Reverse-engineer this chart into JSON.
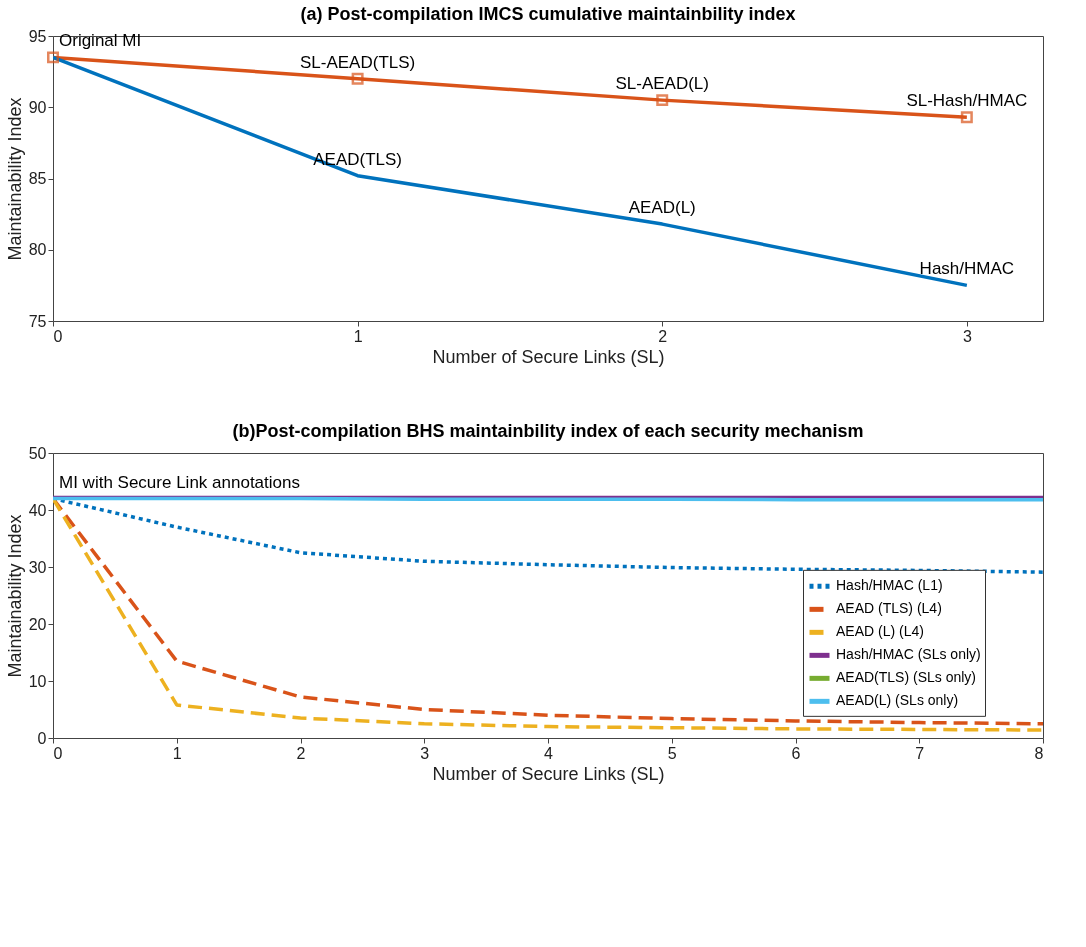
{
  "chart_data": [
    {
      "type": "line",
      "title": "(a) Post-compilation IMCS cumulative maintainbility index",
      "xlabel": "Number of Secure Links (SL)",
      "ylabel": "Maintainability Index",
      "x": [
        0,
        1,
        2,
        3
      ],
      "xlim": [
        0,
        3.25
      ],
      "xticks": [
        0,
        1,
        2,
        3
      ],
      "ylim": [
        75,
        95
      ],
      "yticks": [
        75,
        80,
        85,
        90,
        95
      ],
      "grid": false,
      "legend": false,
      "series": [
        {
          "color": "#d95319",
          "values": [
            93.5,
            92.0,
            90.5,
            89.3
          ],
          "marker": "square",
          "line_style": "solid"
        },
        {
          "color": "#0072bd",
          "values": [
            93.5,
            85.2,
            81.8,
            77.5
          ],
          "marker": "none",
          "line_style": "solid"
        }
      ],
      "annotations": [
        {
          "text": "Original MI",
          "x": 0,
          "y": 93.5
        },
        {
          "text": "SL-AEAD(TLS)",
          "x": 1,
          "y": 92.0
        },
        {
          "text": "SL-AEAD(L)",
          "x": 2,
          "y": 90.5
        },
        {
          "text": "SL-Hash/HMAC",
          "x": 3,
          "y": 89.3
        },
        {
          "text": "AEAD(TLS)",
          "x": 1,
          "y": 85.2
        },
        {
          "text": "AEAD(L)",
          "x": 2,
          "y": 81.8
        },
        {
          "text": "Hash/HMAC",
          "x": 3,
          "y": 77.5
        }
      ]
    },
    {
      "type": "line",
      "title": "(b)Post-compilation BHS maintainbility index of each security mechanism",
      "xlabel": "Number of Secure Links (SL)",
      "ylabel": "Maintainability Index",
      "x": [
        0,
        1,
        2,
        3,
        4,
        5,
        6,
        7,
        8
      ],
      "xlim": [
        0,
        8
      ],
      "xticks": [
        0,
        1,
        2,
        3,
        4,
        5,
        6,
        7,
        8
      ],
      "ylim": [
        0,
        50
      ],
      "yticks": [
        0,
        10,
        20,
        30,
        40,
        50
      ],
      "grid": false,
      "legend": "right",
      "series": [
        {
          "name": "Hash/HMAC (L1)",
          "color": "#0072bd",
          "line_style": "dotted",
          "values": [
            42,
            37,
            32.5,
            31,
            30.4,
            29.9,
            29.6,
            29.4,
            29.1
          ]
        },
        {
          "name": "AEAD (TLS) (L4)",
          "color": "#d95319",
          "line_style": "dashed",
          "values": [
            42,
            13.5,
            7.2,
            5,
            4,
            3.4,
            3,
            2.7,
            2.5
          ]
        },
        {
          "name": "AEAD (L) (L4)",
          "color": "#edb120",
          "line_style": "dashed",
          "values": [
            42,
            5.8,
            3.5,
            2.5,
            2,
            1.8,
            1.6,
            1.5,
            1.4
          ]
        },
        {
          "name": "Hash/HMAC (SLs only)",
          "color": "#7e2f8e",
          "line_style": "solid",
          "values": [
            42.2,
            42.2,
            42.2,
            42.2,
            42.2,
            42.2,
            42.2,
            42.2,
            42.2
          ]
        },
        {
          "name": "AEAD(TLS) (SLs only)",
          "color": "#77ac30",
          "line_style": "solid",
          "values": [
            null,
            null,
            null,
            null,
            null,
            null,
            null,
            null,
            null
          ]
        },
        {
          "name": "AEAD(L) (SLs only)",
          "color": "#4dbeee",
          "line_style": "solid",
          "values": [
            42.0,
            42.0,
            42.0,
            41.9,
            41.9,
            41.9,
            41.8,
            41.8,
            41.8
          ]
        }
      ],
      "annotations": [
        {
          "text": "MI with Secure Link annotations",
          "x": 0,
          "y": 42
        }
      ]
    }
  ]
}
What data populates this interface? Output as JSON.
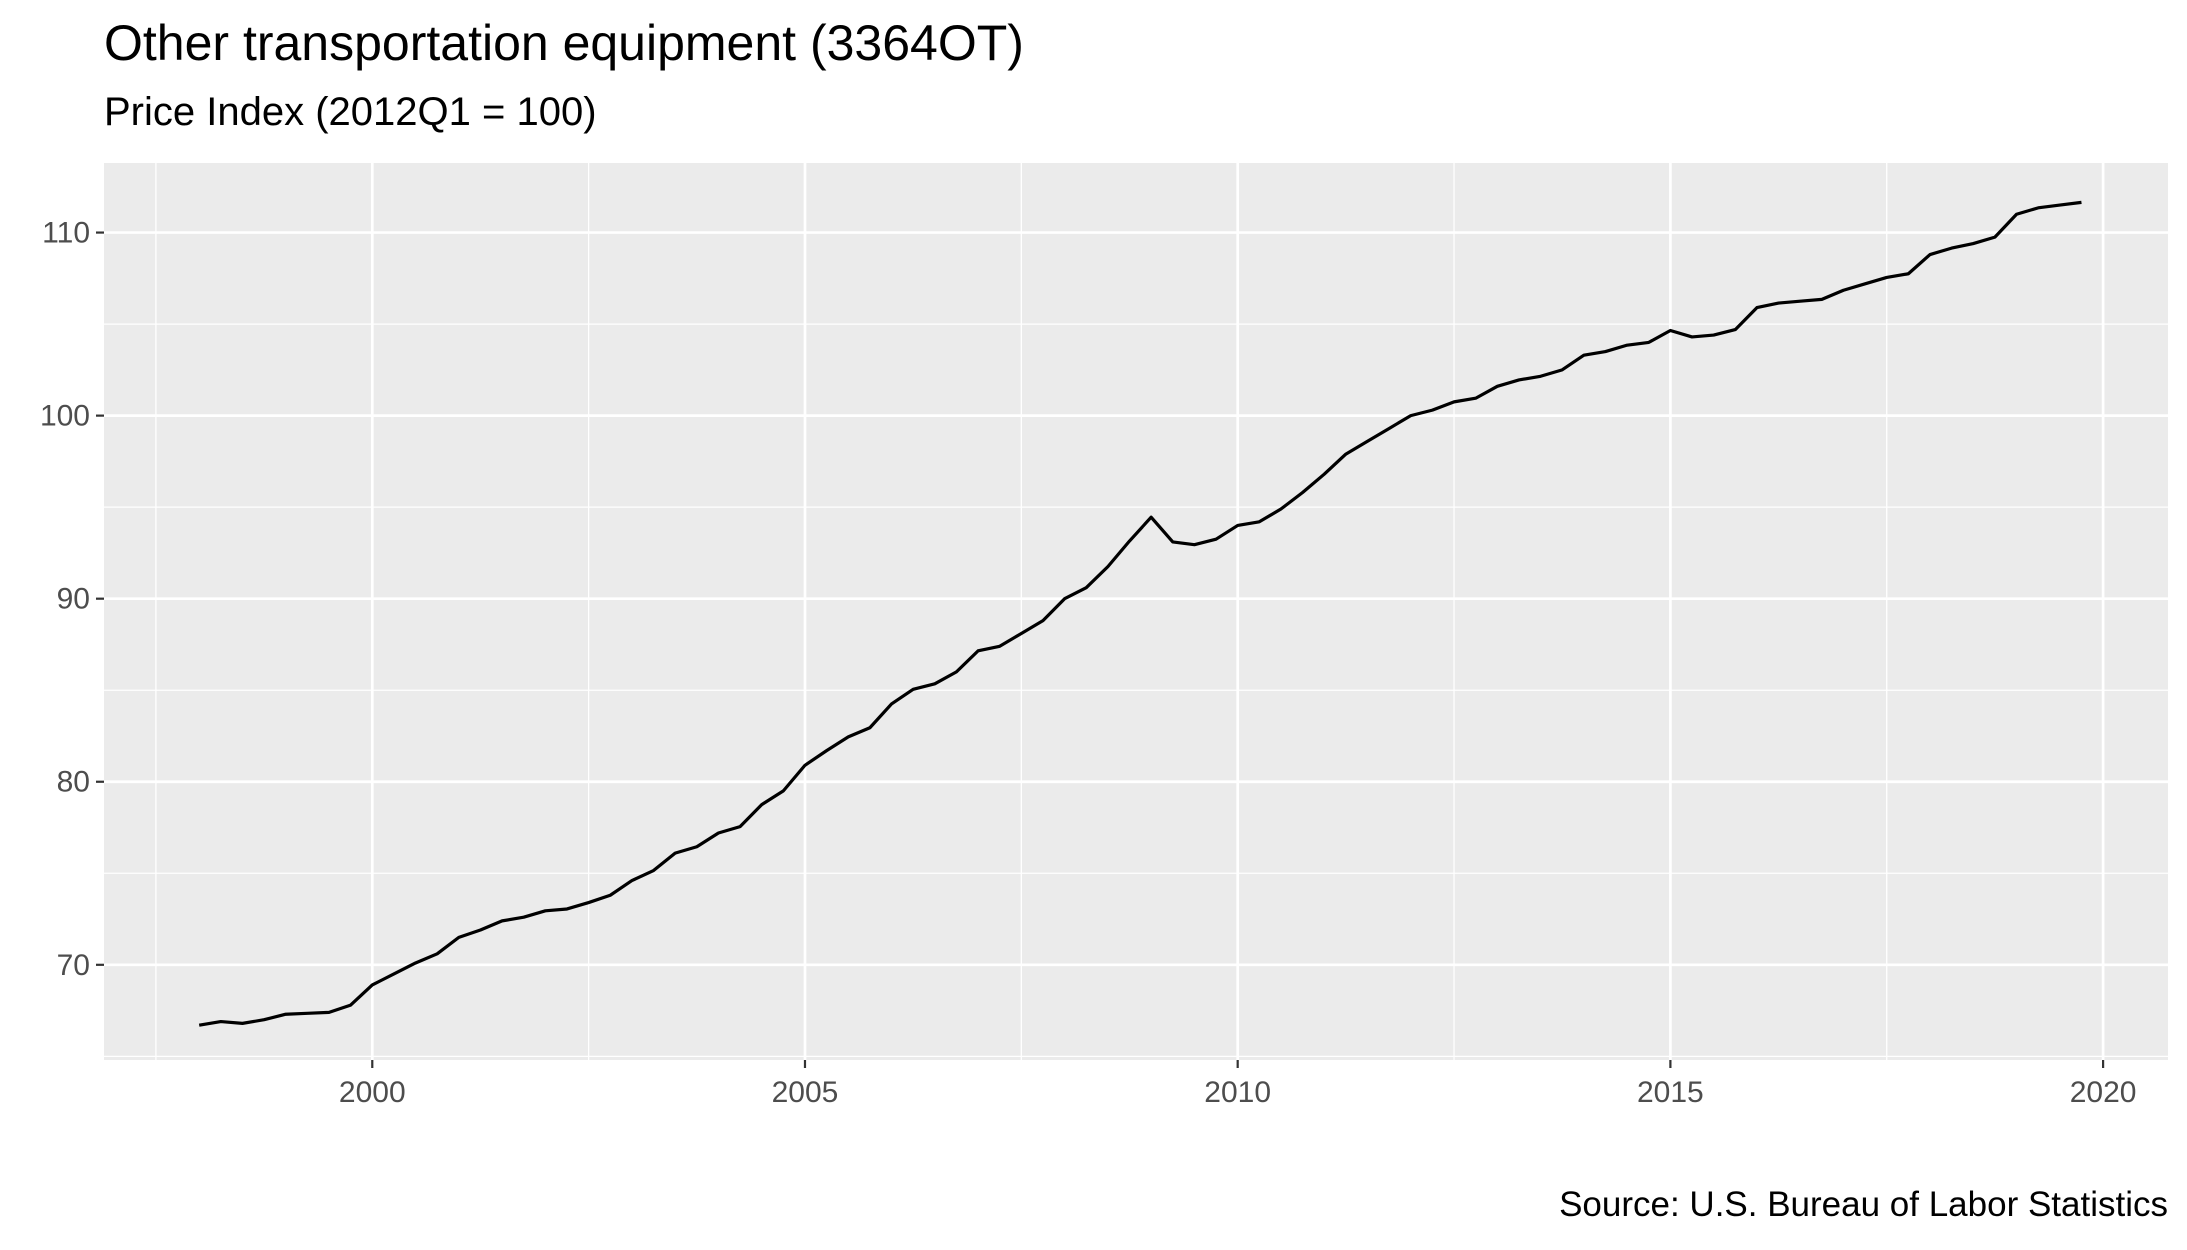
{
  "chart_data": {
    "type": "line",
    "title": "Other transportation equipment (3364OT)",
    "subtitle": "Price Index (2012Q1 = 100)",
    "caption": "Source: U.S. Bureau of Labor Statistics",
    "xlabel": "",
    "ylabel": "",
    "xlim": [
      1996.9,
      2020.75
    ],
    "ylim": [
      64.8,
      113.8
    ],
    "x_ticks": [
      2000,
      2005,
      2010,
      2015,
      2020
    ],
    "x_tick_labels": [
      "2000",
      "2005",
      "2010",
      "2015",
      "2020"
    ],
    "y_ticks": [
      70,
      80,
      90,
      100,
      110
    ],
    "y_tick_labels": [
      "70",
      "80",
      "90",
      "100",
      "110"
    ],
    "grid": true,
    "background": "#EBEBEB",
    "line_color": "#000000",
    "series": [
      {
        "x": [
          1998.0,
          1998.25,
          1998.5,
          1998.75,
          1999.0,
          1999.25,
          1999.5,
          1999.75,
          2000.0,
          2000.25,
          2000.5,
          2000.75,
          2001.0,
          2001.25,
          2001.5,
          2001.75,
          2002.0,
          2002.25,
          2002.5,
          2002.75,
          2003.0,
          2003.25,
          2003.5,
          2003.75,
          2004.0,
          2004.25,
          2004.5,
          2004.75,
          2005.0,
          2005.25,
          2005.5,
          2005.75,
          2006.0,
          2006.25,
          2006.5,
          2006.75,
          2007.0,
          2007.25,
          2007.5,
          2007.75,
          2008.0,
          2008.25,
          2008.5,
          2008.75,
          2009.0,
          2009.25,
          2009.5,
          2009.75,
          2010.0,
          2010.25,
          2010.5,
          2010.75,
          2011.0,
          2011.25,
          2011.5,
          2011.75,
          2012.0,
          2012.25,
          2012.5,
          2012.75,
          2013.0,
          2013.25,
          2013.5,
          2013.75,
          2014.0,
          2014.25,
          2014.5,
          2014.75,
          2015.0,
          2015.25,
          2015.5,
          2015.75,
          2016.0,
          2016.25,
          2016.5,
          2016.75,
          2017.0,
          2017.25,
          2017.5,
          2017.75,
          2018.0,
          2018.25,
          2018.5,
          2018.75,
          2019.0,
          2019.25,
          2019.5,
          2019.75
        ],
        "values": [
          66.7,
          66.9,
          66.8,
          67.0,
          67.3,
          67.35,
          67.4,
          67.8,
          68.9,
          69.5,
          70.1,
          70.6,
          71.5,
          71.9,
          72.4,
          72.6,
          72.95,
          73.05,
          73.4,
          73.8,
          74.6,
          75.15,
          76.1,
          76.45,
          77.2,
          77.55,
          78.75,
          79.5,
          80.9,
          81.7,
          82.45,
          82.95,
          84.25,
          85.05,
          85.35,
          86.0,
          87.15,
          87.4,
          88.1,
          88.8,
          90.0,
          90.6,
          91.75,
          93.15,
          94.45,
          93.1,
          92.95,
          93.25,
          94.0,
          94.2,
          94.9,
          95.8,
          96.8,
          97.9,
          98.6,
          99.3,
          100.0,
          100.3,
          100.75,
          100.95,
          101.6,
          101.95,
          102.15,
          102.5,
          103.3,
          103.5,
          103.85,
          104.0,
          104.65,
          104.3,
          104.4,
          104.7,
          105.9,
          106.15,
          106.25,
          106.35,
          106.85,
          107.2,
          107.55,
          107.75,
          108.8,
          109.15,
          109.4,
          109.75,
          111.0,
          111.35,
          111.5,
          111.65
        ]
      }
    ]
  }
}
____________
## Short task
Leave the pictures out, and print every line of the listing exactly as written.

## Exercise solution
Reverse-engineer this chart into JSON.
{
  "chart_data": [
    {
      "type": "line",
      "title": "(a) Post-compilation IMCS cumulative maintainbility index",
      "xlabel": "Number of Secure Links (SL)",
      "ylabel": "Maintainability Index",
      "x": [
        0,
        1,
        2,
        3
      ],
      "xlim": [
        0,
        3.25
      ],
      "xticks": [
        0,
        1,
        2,
        3
      ],
      "ylim": [
        75,
        95
      ],
      "yticks": [
        75,
        80,
        85,
        90,
        95
      ],
      "grid": false,
      "legend": false,
      "series": [
        {
          "color": "#d95319",
          "values": [
            93.5,
            92.0,
            90.5,
            89.3
          ],
          "marker": "square",
          "line_style": "solid"
        },
        {
          "color": "#0072bd",
          "values": [
            93.5,
            85.2,
            81.8,
            77.5
          ],
          "marker": "none",
          "line_style": "solid"
        }
      ],
      "annotations": [
        {
          "text": "Original MI",
          "x": 0,
          "y": 93.5
        },
        {
          "text": "SL-AEAD(TLS)",
          "x": 1,
          "y": 92.0
        },
        {
          "text": "SL-AEAD(L)",
          "x": 2,
          "y": 90.5
        },
        {
          "text": "SL-Hash/HMAC",
          "x": 3,
          "y": 89.3
        },
        {
          "text": "AEAD(TLS)",
          "x": 1,
          "y": 85.2
        },
        {
          "text": "AEAD(L)",
          "x": 2,
          "y": 81.8
        },
        {
          "text": "Hash/HMAC",
          "x": 3,
          "y": 77.5
        }
      ]
    },
    {
      "type": "line",
      "title": "(b)Post-compilation BHS maintainbility index of each security mechanism",
      "xlabel": "Number of Secure Links (SL)",
      "ylabel": "Maintainability Index",
      "x": [
        0,
        1,
        2,
        3,
        4,
        5,
        6,
        7,
        8
      ],
      "xlim": [
        0,
        8
      ],
      "xticks": [
        0,
        1,
        2,
        3,
        4,
        5,
        6,
        7,
        8
      ],
      "ylim": [
        0,
        50
      ],
      "yticks": [
        0,
        10,
        20,
        30,
        40,
        50
      ],
      "grid": false,
      "legend": "right",
      "series": [
        {
          "name": "Hash/HMAC (L1)",
          "color": "#0072bd",
          "line_style": "dotted",
          "values": [
            42,
            37,
            32.5,
            31,
            30.4,
            29.9,
            29.6,
            29.4,
            29.1
          ]
        },
        {
          "name": "AEAD (TLS) (L4)",
          "color": "#d95319",
          "line_style": "dashed",
          "values": [
            42,
            13.5,
            7.2,
            5,
            4,
            3.4,
            3,
            2.7,
            2.5
          ]
        },
        {
          "name": "AEAD (L) (L4)",
          "color": "#edb120",
          "line_style": "dashed",
          "values": [
            42,
            5.8,
            3.5,
            2.5,
            2,
            1.8,
            1.6,
            1.5,
            1.4
          ]
        },
        {
          "name": "Hash/HMAC (SLs only)",
          "color": "#7e2f8e",
          "line_style": "solid",
          "values": [
            42.2,
            42.2,
            42.2,
            42.2,
            42.2,
            42.2,
            42.2,
            42.2,
            42.2
          ]
        },
        {
          "name": "AEAD(TLS) (SLs only)",
          "color": "#77ac30",
          "line_style": "solid",
          "values": [
            null,
            null,
            null,
            null,
            null,
            null,
            null,
            null,
            null
          ]
        },
        {
          "name": "AEAD(L) (SLs only)",
          "color": "#4dbeee",
          "line_style": "solid",
          "values": [
            42.0,
            42.0,
            42.0,
            41.9,
            41.9,
            41.9,
            41.8,
            41.8,
            41.8
          ]
        }
      ],
      "annotations": [
        {
          "text": "MI with Secure Link annotations",
          "x": 0,
          "y": 42
        }
      ]
    }
  ]
}
What data populates this interface? Output as JSON.
{
  "chart_data": {
    "type": "line",
    "title": "Other transportation equipment (3364OT)",
    "subtitle": "Price Index (2012Q1 = 100)",
    "caption": "Source: U.S. Bureau of Labor Statistics",
    "xlabel": "",
    "ylabel": "",
    "xlim": [
      1996.9,
      2020.75
    ],
    "ylim": [
      64.8,
      113.8
    ],
    "x_ticks": [
      2000,
      2005,
      2010,
      2015,
      2020
    ],
    "x_tick_labels": [
      "2000",
      "2005",
      "2010",
      "2015",
      "2020"
    ],
    "y_ticks": [
      70,
      80,
      90,
      100,
      110
    ],
    "y_tick_labels": [
      "70",
      "80",
      "90",
      "100",
      "110"
    ],
    "grid": true,
    "background": "#EBEBEB",
    "line_color": "#000000",
    "series": [
      {
        "x": [
          1998.0,
          1998.25,
          1998.5,
          1998.75,
          1999.0,
          1999.25,
          1999.5,
          1999.75,
          2000.0,
          2000.25,
          2000.5,
          2000.75,
          2001.0,
          2001.25,
          2001.5,
          2001.75,
          2002.0,
          2002.25,
          2002.5,
          2002.75,
          2003.0,
          2003.25,
          2003.5,
          2003.75,
          2004.0,
          2004.25,
          2004.5,
          2004.75,
          2005.0,
          2005.25,
          2005.5,
          2005.75,
          2006.0,
          2006.25,
          2006.5,
          2006.75,
          2007.0,
          2007.25,
          2007.5,
          2007.75,
          2008.0,
          2008.25,
          2008.5,
          2008.75,
          2009.0,
          2009.25,
          2009.5,
          2009.75,
          2010.0,
          2010.25,
          2010.5,
          2010.75,
          2011.0,
          2011.25,
          2011.5,
          2011.75,
          2012.0,
          2012.25,
          2012.5,
          2012.75,
          2013.0,
          2013.25,
          2013.5,
          2013.75,
          2014.0,
          2014.25,
          2014.5,
          2014.75,
          2015.0,
          2015.25,
          2015.5,
          2015.75,
          2016.0,
          2016.25,
          2016.5,
          2016.75,
          2017.0,
          2017.25,
          2017.5,
          2017.75,
          2018.0,
          2018.25,
          2018.5,
          2018.75,
          2019.0,
          2019.25,
          2019.5,
          2019.75
        ],
        "values": [
          66.7,
          66.9,
          66.8,
          67.0,
          67.3,
          67.35,
          67.4,
          67.8,
          68.9,
          69.5,
          70.1,
          70.6,
          71.5,
          71.9,
          72.4,
          72.6,
          72.95,
          73.05,
          73.4,
          73.8,
          74.6,
          75.15,
          76.1,
          76.45,
          77.2,
          77.55,
          78.75,
          79.5,
          80.9,
          81.7,
          82.45,
          82.95,
          84.25,
          85.05,
          85.35,
          86.0,
          87.15,
          87.4,
          88.1,
          88.8,
          90.0,
          90.6,
          91.75,
          93.15,
          94.45,
          93.1,
          92.95,
          93.25,
          94.0,
          94.2,
          94.9,
          95.8,
          96.8,
          97.9,
          98.6,
          99.3,
          100.0,
          100.3,
          100.75,
          100.95,
          101.6,
          101.95,
          102.15,
          102.5,
          103.3,
          103.5,
          103.85,
          104.0,
          104.65,
          104.3,
          104.4,
          104.7,
          105.9,
          106.15,
          106.25,
          106.35,
          106.85,
          107.2,
          107.55,
          107.75,
          108.8,
          109.15,
          109.4,
          109.75,
          111.0,
          111.35,
          111.5,
          111.65
        ]
      }
    ]
  }
}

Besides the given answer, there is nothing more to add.